_Task to carry out_: The records below are to be copied word for word, with every picture left out.
## Start Supplied data
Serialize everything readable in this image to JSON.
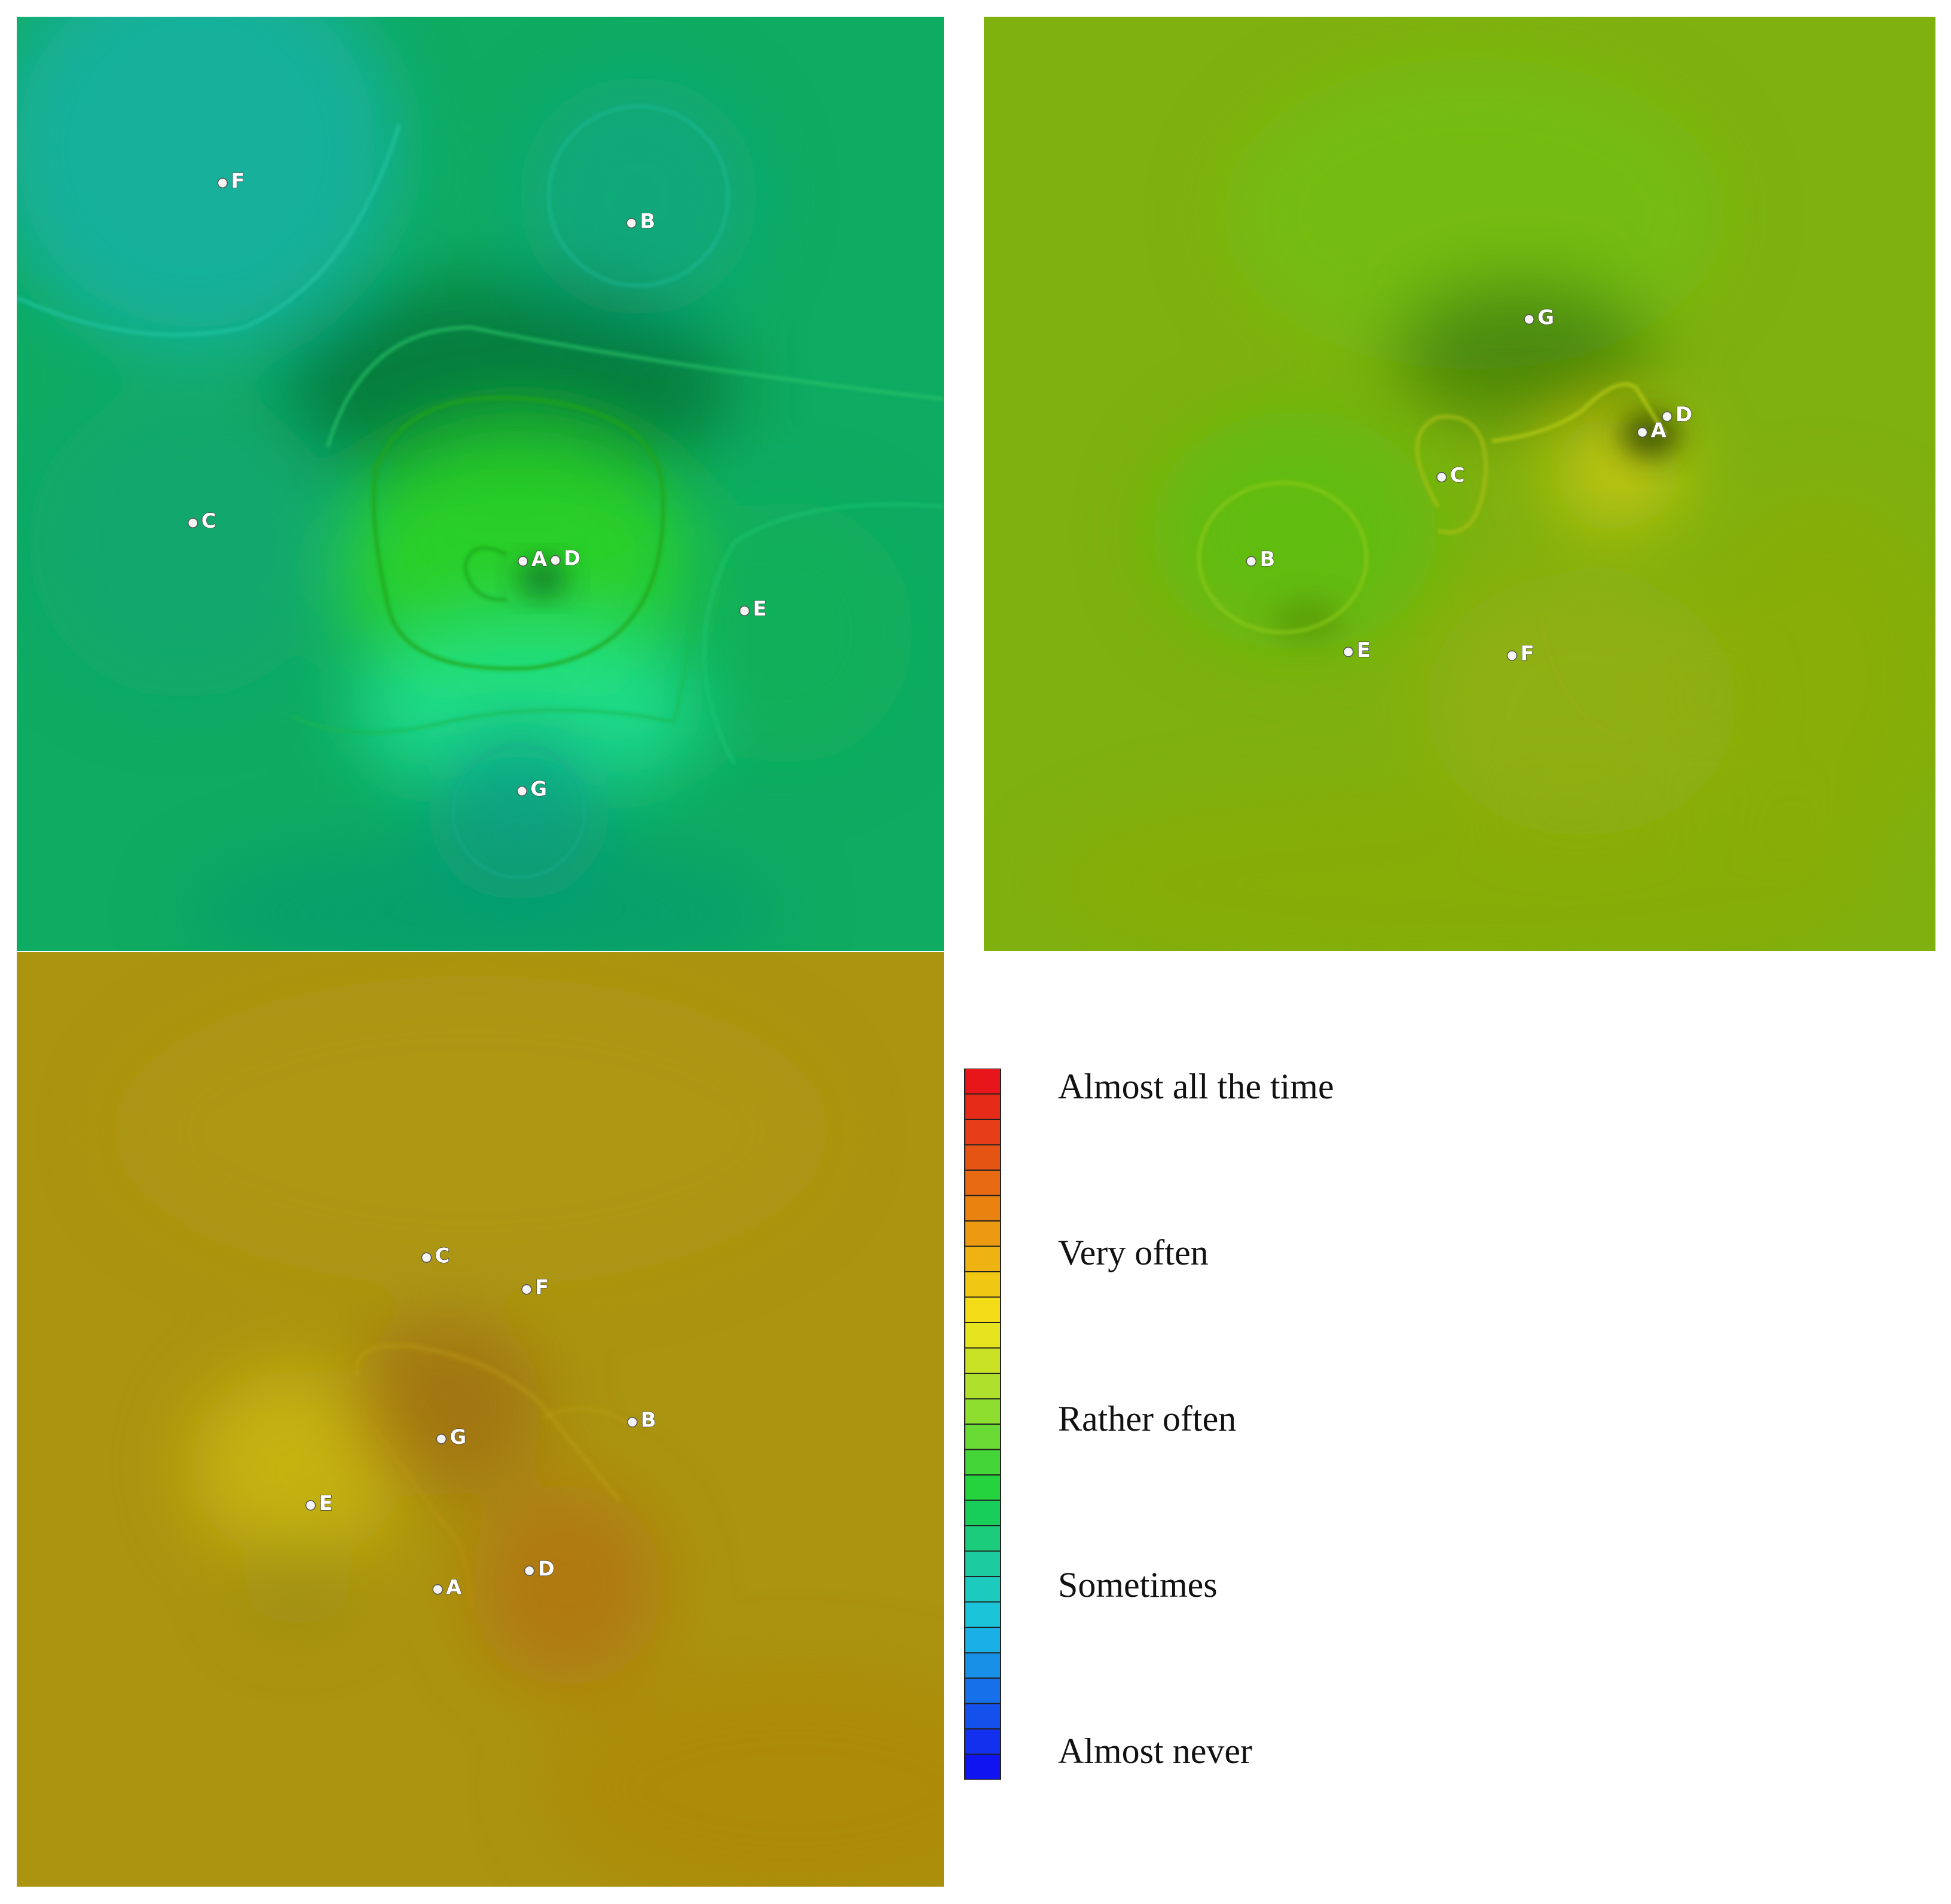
{
  "chart_data": [
    {
      "type": "heatmap",
      "colorscale": {
        "levels": [
          "Almost all the time",
          "Very often",
          "Rather often",
          "Sometimes",
          "Almost never"
        ],
        "colors_top_to_bottom": [
          "#e8161a",
          "#e62a18",
          "#e63e16",
          "#e65414",
          "#e86a12",
          "#ea8210",
          "#ec9a10",
          "#eeb212",
          "#f0c814",
          "#f2dc18",
          "#e6e41e",
          "#cae226",
          "#aee02c",
          "#8ede30",
          "#6ada34",
          "#44d638",
          "#24d23e",
          "#18ce5a",
          "#1acc7c",
          "#1ccc9e",
          "#1ccabe",
          "#1cc4da",
          "#1ab0e6",
          "#1890e8",
          "#1670ea",
          "#1450ec",
          "#1230ee",
          "#1014f0"
        ]
      },
      "panels": [
        {
          "id": "panel-1",
          "background": "#0eab62",
          "points": [
            {
              "label": "F",
              "x": 0.222,
              "y": 0.178
            },
            {
              "label": "B",
              "x": 0.663,
              "y": 0.221
            },
            {
              "label": "C",
              "x": 0.19,
              "y": 0.542
            },
            {
              "label": "A",
              "x": 0.546,
              "y": 0.583
            },
            {
              "label": "D",
              "x": 0.581,
              "y": 0.582
            },
            {
              "label": "E",
              "x": 0.785,
              "y": 0.636
            },
            {
              "label": "G",
              "x": 0.545,
              "y": 0.829
            }
          ]
        },
        {
          "id": "panel-2",
          "background": "#7fb10f",
          "points": [
            {
              "label": "G",
              "x": 0.573,
              "y": 0.324
            },
            {
              "label": "D",
              "x": 0.718,
              "y": 0.428
            },
            {
              "label": "A",
              "x": 0.692,
              "y": 0.445
            },
            {
              "label": "C",
              "x": 0.481,
              "y": 0.493
            },
            {
              "label": "B",
              "x": 0.281,
              "y": 0.583
            },
            {
              "label": "E",
              "x": 0.383,
              "y": 0.68
            },
            {
              "label": "F",
              "x": 0.555,
              "y": 0.684
            }
          ]
        },
        {
          "id": "panel-3",
          "background": "#ab9410",
          "points": [
            {
              "label": "C",
              "x": 0.442,
              "y": 0.327
            },
            {
              "label": "F",
              "x": 0.55,
              "y": 0.361
            },
            {
              "label": "B",
              "x": 0.664,
              "y": 0.503
            },
            {
              "label": "G",
              "x": 0.458,
              "y": 0.521
            },
            {
              "label": "E",
              "x": 0.317,
              "y": 0.592
            },
            {
              "label": "D",
              "x": 0.553,
              "y": 0.662
            },
            {
              "label": "A",
              "x": 0.454,
              "y": 0.682
            }
          ]
        }
      ]
    }
  ]
}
## End Supplied data
_Output_:
Serialize everything readable in this image to JSON.
{
  "chart_data": [
    {
      "type": "heatmap",
      "colorscale": {
        "levels": [
          "Almost all the time",
          "Very often",
          "Rather often",
          "Sometimes",
          "Almost never"
        ],
        "colors_top_to_bottom": [
          "#e8161a",
          "#e62a18",
          "#e63e16",
          "#e65414",
          "#e86a12",
          "#ea8210",
          "#ec9a10",
          "#eeb212",
          "#f0c814",
          "#f2dc18",
          "#e6e41e",
          "#cae226",
          "#aee02c",
          "#8ede30",
          "#6ada34",
          "#44d638",
          "#24d23e",
          "#18ce5a",
          "#1acc7c",
          "#1ccc9e",
          "#1ccabe",
          "#1cc4da",
          "#1ab0e6",
          "#1890e8",
          "#1670ea",
          "#1450ec",
          "#1230ee",
          "#1014f0"
        ]
      },
      "panels": [
        {
          "id": "panel-1",
          "background": "#0eab62",
          "points": [
            {
              "label": "F",
              "x": 0.222,
              "y": 0.178
            },
            {
              "label": "B",
              "x": 0.663,
              "y": 0.221
            },
            {
              "label": "C",
              "x": 0.19,
              "y": 0.542
            },
            {
              "label": "A",
              "x": 0.546,
              "y": 0.583
            },
            {
              "label": "D",
              "x": 0.581,
              "y": 0.582
            },
            {
              "label": "E",
              "x": 0.785,
              "y": 0.636
            },
            {
              "label": "G",
              "x": 0.545,
              "y": 0.829
            }
          ]
        },
        {
          "id": "panel-2",
          "background": "#7fb10f",
          "points": [
            {
              "label": "G",
              "x": 0.573,
              "y": 0.324
            },
            {
              "label": "D",
              "x": 0.718,
              "y": 0.428
            },
            {
              "label": "A",
              "x": 0.692,
              "y": 0.445
            },
            {
              "label": "C",
              "x": 0.481,
              "y": 0.493
            },
            {
              "label": "B",
              "x": 0.281,
              "y": 0.583
            },
            {
              "label": "E",
              "x": 0.383,
              "y": 0.68
            },
            {
              "label": "F",
              "x": 0.555,
              "y": 0.684
            }
          ]
        },
        {
          "id": "panel-3",
          "background": "#ab9410",
          "points": [
            {
              "label": "C",
              "x": 0.442,
              "y": 0.327
            },
            {
              "label": "F",
              "x": 0.55,
              "y": 0.361
            },
            {
              "label": "B",
              "x": 0.664,
              "y": 0.503
            },
            {
              "label": "G",
              "x": 0.458,
              "y": 0.521
            },
            {
              "label": "E",
              "x": 0.317,
              "y": 0.592
            },
            {
              "label": "D",
              "x": 0.553,
              "y": 0.662
            },
            {
              "label": "A",
              "x": 0.454,
              "y": 0.682
            }
          ]
        }
      ]
    }
  ]
}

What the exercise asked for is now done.